INSTRUCTIONS TO FOLLOW
Print the full listing exactly.

DATA FOR THIS EXERCISE

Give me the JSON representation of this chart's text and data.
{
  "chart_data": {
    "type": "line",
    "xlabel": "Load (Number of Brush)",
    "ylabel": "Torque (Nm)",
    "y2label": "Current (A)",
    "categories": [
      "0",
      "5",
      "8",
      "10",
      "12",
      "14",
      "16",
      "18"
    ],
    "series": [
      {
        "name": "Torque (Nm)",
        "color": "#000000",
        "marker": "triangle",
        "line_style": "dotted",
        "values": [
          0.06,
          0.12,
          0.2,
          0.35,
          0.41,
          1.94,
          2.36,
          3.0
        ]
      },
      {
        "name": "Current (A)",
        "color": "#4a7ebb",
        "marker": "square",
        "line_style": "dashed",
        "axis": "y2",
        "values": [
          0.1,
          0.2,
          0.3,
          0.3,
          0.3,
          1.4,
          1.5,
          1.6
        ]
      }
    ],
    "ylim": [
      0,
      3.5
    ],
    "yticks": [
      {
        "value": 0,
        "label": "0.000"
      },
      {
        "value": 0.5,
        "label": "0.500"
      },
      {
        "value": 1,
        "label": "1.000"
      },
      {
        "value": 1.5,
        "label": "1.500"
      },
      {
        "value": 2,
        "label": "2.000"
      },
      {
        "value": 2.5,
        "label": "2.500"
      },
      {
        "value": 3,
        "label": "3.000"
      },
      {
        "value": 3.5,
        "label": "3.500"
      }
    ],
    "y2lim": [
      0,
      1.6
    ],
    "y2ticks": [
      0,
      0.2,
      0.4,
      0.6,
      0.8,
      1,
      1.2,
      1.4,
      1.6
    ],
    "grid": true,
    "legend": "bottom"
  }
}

EXERCISE ANSWER
Give me the JSON representation of this chart's text and data.
{
  "chart_data": {
    "type": "line",
    "xlabel": "Load (Number of Brush)",
    "ylabel": "Torque (Nm)",
    "y2label": "Current (A)",
    "categories": [
      "0",
      "5",
      "8",
      "10",
      "12",
      "14",
      "16",
      "18"
    ],
    "series": [
      {
        "name": "Torque (Nm)",
        "color": "#000000",
        "marker": "triangle",
        "line_style": "dotted",
        "values": [
          0.06,
          0.12,
          0.2,
          0.35,
          0.41,
          1.94,
          2.36,
          3.0
        ]
      },
      {
        "name": "Current (A)",
        "color": "#4a7ebb",
        "marker": "square",
        "line_style": "dashed",
        "axis": "y2",
        "values": [
          0.1,
          0.2,
          0.3,
          0.3,
          0.3,
          1.4,
          1.5,
          1.6
        ]
      }
    ],
    "ylim": [
      0,
      3.5
    ],
    "yticks": [
      {
        "value": 0,
        "label": "0.000"
      },
      {
        "value": 0.5,
        "label": "0.500"
      },
      {
        "value": 1,
        "label": "1.000"
      },
      {
        "value": 1.5,
        "label": "1.500"
      },
      {
        "value": 2,
        "label": "2.000"
      },
      {
        "value": 2.5,
        "label": "2.500"
      },
      {
        "value": 3,
        "label": "3.000"
      },
      {
        "value": 3.5,
        "label": "3.500"
      }
    ],
    "y2lim": [
      0,
      1.6
    ],
    "y2ticks": [
      0,
      0.2,
      0.4,
      0.6,
      0.8,
      1,
      1.2,
      1.4,
      1.6
    ],
    "grid": true,
    "legend": "bottom"
  }
}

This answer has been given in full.